--- The problem ---
Count how many lines of the material below have the word "xlabel" and give only the number.

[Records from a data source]
--*--

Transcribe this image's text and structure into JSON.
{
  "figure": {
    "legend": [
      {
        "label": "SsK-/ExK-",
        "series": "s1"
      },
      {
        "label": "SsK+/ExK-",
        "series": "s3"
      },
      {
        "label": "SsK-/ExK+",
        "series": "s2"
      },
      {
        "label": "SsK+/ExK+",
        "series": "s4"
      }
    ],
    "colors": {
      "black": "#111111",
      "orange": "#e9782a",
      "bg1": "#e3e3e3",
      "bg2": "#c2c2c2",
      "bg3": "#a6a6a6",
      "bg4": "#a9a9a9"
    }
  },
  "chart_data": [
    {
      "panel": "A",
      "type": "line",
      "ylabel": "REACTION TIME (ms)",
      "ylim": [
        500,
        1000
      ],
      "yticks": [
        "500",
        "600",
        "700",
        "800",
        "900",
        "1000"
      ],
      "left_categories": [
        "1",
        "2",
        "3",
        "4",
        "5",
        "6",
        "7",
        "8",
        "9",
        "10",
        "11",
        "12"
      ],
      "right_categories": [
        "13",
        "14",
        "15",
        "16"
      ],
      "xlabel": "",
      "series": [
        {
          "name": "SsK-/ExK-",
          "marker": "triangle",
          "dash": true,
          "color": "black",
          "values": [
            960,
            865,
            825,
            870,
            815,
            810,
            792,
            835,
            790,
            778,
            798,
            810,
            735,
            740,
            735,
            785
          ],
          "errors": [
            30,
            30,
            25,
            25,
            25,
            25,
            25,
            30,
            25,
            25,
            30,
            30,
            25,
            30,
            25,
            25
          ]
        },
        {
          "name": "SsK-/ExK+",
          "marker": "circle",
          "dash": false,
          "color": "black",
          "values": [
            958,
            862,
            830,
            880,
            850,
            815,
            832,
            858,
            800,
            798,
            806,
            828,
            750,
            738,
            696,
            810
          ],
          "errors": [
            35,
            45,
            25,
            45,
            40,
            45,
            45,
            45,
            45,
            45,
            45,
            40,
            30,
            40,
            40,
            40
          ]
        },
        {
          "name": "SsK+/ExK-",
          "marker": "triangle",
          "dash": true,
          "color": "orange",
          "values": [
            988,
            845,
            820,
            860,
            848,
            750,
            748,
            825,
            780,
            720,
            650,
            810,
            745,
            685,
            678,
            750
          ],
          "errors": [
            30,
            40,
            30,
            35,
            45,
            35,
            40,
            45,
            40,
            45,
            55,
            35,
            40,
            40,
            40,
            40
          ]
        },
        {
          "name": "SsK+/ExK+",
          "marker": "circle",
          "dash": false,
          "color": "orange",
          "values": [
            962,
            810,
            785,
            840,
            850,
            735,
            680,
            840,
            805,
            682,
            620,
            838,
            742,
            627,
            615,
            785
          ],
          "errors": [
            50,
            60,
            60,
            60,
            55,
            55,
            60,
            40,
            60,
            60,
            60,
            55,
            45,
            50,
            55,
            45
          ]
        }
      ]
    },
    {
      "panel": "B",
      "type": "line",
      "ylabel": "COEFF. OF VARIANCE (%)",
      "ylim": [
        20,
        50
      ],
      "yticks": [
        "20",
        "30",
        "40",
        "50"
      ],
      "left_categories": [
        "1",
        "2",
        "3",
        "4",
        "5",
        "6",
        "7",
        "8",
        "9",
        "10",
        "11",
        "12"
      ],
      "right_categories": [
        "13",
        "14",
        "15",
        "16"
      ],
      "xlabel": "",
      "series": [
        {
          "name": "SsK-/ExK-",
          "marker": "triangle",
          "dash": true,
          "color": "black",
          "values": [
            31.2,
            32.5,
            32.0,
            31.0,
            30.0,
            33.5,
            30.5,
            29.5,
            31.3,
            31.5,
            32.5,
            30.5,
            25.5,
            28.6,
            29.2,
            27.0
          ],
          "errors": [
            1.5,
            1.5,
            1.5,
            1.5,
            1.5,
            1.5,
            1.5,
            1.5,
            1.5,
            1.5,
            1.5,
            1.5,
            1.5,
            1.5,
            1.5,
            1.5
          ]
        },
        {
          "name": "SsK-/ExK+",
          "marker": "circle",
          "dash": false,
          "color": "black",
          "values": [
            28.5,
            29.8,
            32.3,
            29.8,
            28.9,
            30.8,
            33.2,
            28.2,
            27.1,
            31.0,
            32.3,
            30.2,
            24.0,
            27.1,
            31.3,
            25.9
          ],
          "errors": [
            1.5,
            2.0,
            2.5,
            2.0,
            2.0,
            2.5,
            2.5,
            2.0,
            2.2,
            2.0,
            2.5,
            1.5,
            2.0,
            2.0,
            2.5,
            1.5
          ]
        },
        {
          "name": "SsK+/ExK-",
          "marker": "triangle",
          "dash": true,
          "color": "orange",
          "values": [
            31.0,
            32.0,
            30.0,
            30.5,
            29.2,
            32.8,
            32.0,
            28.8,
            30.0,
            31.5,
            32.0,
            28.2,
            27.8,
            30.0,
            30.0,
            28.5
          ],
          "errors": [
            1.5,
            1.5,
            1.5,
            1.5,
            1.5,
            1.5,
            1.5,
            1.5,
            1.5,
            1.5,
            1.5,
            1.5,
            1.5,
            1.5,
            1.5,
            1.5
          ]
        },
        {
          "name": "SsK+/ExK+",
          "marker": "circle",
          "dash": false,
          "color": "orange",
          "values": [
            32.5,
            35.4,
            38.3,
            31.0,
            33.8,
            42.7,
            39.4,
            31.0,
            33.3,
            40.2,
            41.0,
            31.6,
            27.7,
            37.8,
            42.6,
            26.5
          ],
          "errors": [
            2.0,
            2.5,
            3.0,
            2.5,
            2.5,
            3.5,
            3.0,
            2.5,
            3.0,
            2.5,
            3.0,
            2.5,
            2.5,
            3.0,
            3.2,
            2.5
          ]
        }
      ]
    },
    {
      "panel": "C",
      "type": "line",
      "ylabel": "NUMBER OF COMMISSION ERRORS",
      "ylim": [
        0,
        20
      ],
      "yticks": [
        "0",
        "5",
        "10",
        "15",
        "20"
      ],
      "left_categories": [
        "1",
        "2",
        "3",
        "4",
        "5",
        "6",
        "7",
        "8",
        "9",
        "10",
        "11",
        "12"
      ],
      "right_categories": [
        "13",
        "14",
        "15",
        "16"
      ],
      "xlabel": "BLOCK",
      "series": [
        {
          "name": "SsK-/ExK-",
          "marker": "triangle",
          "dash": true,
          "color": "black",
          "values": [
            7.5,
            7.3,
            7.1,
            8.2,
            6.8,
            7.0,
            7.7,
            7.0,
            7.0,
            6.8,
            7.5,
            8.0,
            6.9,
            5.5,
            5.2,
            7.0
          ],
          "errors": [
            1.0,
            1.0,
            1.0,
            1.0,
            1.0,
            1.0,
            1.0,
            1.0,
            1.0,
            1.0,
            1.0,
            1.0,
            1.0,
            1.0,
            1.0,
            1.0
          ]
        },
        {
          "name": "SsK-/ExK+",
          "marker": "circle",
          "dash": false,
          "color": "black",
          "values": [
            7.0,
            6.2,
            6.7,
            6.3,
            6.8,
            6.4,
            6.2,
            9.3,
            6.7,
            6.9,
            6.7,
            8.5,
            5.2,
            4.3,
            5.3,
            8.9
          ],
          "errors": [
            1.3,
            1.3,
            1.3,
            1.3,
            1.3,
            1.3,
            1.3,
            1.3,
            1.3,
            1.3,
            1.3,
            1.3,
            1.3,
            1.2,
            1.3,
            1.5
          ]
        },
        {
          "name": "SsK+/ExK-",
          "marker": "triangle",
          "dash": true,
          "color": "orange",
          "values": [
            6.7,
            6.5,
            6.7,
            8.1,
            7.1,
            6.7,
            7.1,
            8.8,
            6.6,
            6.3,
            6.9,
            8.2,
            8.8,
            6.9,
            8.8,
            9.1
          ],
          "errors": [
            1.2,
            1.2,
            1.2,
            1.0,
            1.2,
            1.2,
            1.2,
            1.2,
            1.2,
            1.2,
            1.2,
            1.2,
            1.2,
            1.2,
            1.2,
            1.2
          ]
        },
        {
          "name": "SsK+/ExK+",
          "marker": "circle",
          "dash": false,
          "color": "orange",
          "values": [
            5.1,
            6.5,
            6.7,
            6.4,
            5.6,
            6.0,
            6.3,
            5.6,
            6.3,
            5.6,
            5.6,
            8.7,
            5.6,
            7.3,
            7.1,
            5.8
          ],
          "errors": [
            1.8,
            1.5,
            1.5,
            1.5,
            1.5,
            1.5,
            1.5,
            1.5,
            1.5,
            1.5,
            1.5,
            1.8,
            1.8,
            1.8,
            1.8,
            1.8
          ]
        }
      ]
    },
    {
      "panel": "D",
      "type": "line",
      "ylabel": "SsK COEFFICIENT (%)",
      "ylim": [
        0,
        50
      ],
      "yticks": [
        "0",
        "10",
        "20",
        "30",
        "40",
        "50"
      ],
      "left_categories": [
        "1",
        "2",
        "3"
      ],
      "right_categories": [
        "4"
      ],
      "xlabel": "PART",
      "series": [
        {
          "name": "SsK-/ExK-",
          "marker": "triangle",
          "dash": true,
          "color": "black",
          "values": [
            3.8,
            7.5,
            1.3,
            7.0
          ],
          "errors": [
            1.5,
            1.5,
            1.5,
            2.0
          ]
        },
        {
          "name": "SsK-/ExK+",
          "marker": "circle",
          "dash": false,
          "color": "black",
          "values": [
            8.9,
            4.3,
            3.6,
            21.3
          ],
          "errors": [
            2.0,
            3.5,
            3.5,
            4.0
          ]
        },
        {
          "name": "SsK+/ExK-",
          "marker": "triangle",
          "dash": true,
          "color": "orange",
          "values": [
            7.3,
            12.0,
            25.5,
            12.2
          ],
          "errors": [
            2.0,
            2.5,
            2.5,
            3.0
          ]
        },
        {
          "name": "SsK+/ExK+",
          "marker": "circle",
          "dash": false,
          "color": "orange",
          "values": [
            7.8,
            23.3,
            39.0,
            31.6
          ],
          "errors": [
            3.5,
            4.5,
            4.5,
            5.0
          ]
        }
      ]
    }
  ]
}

--*--

--- Exercise output ---
4